(YOUR INSTRUCTIONS)
Reproduce the entries below in full, word for word.

════════════════════

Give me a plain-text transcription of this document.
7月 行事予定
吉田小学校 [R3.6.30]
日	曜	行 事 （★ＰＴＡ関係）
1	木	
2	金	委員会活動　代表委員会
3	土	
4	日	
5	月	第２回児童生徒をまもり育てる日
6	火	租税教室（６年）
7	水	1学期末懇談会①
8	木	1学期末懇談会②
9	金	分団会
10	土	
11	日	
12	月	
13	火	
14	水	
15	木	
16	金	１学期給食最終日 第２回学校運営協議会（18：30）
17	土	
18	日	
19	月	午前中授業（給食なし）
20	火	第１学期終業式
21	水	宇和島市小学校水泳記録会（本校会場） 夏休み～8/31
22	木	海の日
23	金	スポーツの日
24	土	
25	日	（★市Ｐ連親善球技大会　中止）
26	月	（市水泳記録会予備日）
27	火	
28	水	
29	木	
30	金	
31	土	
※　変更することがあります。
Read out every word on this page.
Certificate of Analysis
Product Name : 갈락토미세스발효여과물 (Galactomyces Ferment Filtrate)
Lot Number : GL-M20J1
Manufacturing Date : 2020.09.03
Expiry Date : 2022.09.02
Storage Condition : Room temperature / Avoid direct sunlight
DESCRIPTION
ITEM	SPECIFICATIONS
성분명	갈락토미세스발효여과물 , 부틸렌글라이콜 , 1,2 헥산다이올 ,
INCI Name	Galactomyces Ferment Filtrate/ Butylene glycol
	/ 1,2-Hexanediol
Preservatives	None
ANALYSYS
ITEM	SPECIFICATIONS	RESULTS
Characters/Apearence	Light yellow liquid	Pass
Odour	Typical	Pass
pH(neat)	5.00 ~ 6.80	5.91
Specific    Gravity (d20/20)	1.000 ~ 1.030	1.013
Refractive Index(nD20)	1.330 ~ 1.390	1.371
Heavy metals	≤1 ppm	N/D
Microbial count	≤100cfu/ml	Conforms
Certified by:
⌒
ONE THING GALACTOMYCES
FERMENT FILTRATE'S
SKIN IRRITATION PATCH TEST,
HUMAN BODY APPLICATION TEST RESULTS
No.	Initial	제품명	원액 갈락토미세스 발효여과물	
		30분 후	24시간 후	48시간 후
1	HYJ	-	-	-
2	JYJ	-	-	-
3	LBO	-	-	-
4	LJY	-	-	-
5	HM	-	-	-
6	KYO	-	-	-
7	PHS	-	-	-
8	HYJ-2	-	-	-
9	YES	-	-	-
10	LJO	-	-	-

════════════════════

(OUTPUT)
Give me a plain-text transcription of this document.
7月 行事予定
吉田小学校 [R3.6.30]
日	曜	行 事 （★ＰＴＡ関係）
1	木	
2	金	委員会活動　代表委員会
3	土	
4	日	
5	月	第２回児童生徒をまもり育てる日
6	火	租税教室（６年）
7	水	1学期末懇談会①
8	木	1学期末懇談会②
9	金	分団会
10	土	
11	日	
12	月	
13	火	
14	水	
15	木	
16	金	１学期給食最終日 第２回学校運営協議会（18：30）
17	土	
18	日	
19	月	午前中授業（給食なし）
20	火	第１学期終業式
21	水	宇和島市小学校水泳記録会（本校会場） 夏休み～8/31
22	木	海の日
23	金	スポーツの日
24	土	
25	日	（★市Ｐ連親善球技大会　中止）
26	月	（市水泳記録会予備日）
27	火	
28	水	
29	木	
30	金	
31	土	
※　変更することがあります。
Read out every word on this page.
Certificate of Analysis
Product Name : 갈락토미세스발효여과물 (Galactomyces Ferment Filtrate)
Lot Number : GL-M20J1
Manufacturing Date : 2020.09.03
Expiry Date : 2022.09.02
Storage Condition : Room temperature / Avoid direct sunlight
DESCRIPTION
ITEM	SPECIFICATIONS
성분명	갈락토미세스발효여과물 , 부틸렌글라이콜 , 1,2 헥산다이올 ,
INCI Name	Galactomyces Ferment Filtrate/ Butylene glycol
	/ 1,2-Hexanediol
Preservatives	None
ANALYSYS
ITEM	SPECIFICATIONS	RESULTS
Characters/Apearence	Light yellow liquid	Pass
Odour	Typical	Pass
pH(neat)	5.00 ~ 6.80	5.91
Specific    Gravity (d20/20)	1.000 ~ 1.030	1.013
Refractive Index(nD20)	1.330 ~ 1.390	1.371
Heavy metals	≤1 ppm	N/D
Microbial count	≤100cfu/ml	Conforms
Certified by:
⌒
ONE THING GALACTOMYCES
FERMENT FILTRATE'S
SKIN IRRITATION PATCH TEST,
HUMAN BODY APPLICATION TEST RESULTS
No.	Initial	제품명	원액 갈락토미세스 발효여과물	
		30분 후	24시간 후	48시간 후
1	HYJ	-	-	-
2	JYJ	-	-	-
3	LBO	-	-	-
4	LJY	-	-	-
5	HM	-	-	-
6	KYO	-	-	-
7	PHS	-	-	-
8	HYJ-2	-	-	-
9	YES	-	-	-
10	LJO	-	-	-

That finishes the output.